[Task requirements] Find every line with the word "system" and report how many there are, without any other text.

[Dataset records]
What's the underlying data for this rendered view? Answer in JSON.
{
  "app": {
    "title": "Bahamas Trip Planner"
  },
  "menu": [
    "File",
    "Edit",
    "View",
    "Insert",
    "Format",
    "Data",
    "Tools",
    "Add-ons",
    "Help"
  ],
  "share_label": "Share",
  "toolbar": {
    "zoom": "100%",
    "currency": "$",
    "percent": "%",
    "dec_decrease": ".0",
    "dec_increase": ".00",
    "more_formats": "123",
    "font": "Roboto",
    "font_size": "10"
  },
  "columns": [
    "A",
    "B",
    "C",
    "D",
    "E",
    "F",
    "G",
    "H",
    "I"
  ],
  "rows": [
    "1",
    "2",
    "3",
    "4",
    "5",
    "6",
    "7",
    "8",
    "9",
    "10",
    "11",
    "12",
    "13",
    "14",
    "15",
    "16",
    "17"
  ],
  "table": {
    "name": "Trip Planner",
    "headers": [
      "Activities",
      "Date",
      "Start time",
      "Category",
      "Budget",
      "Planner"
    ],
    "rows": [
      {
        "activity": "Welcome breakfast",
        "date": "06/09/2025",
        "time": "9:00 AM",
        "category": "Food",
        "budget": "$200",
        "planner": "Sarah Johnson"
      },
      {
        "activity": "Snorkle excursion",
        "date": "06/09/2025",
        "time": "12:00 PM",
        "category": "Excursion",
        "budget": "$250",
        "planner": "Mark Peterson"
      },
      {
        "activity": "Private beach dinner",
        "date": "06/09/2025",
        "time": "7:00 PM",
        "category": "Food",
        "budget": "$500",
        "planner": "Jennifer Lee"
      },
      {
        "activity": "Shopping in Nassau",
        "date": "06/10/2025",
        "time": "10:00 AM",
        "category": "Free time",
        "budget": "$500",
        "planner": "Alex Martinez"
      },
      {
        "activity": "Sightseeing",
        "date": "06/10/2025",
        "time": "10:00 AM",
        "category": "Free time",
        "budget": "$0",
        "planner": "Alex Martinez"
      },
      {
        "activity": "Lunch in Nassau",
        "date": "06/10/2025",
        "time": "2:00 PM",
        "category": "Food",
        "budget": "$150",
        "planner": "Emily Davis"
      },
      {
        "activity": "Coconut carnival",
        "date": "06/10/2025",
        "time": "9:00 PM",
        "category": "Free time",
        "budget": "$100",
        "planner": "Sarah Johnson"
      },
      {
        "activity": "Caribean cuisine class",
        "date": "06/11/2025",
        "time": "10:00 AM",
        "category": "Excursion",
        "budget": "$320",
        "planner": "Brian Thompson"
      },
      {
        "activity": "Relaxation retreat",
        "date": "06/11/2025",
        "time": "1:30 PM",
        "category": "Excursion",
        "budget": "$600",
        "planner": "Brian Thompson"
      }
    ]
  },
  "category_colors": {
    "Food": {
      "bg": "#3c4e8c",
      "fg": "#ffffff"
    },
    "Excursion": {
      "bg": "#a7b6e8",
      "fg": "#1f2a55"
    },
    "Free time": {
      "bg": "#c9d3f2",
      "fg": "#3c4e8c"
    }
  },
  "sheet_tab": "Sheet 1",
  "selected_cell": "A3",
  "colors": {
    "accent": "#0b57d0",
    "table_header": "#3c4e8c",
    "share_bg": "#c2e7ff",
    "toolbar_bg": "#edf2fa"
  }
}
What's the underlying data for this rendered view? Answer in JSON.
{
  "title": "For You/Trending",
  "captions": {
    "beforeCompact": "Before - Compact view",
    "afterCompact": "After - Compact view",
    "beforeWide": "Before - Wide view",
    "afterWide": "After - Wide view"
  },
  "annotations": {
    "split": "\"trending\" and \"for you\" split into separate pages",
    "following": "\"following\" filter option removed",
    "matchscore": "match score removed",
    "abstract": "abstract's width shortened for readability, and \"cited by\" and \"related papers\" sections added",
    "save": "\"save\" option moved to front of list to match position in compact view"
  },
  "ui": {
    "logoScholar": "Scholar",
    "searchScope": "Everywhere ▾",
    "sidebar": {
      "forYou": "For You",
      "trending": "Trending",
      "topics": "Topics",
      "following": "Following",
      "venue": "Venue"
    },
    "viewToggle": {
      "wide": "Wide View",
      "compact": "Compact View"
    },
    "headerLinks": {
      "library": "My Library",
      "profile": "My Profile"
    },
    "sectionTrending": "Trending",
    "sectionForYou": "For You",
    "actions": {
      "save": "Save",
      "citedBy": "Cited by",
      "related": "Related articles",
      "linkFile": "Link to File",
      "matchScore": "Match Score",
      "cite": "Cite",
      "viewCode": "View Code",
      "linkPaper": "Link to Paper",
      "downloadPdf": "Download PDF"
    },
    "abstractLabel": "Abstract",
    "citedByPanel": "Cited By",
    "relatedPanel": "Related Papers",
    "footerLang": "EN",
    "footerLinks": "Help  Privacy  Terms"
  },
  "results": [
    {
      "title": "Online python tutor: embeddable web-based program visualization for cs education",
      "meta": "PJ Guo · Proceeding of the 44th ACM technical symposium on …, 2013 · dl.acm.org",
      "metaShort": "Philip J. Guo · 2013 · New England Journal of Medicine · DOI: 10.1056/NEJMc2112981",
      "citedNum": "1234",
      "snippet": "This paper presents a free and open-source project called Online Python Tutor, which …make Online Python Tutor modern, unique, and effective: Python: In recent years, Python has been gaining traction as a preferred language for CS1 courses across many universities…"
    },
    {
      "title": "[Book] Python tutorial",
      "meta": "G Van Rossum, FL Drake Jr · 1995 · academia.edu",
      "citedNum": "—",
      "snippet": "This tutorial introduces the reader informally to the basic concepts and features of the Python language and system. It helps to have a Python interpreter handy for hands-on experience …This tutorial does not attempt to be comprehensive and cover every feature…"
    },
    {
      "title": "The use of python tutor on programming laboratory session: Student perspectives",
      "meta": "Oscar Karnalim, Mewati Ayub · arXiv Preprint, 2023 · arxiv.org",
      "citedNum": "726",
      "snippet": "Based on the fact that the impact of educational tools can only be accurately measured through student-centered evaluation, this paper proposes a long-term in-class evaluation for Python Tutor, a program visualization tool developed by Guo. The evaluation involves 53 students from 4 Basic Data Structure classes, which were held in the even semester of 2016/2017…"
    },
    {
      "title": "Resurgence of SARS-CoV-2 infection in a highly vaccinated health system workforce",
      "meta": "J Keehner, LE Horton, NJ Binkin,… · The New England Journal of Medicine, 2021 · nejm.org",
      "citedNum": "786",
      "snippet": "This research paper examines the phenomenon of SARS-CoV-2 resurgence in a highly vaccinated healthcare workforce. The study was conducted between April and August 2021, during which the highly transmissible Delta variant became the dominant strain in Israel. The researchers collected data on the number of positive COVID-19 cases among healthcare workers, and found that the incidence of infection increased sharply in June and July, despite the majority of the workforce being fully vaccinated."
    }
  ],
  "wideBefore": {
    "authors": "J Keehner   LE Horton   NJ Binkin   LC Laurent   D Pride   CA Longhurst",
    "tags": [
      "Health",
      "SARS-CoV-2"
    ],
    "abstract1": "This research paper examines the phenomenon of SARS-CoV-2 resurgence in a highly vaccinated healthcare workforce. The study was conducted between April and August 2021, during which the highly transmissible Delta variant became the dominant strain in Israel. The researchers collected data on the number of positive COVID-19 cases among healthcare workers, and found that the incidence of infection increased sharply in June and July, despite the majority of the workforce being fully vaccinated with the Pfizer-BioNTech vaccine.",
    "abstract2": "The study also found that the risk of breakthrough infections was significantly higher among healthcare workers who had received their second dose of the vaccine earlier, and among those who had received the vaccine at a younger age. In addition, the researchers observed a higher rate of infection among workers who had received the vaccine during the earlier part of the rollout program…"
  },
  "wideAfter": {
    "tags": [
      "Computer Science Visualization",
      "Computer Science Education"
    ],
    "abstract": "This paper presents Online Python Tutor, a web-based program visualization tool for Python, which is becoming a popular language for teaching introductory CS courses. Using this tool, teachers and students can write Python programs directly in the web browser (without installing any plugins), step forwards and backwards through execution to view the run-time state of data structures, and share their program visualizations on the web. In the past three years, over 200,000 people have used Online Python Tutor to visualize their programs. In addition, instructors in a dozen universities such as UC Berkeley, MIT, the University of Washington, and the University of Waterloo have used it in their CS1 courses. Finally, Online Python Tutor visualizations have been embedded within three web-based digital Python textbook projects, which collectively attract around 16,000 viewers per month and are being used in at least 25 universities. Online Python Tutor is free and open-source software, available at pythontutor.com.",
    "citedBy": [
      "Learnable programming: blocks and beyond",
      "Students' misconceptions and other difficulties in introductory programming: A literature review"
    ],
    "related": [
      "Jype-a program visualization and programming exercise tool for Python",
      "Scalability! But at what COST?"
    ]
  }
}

[Task solution] 2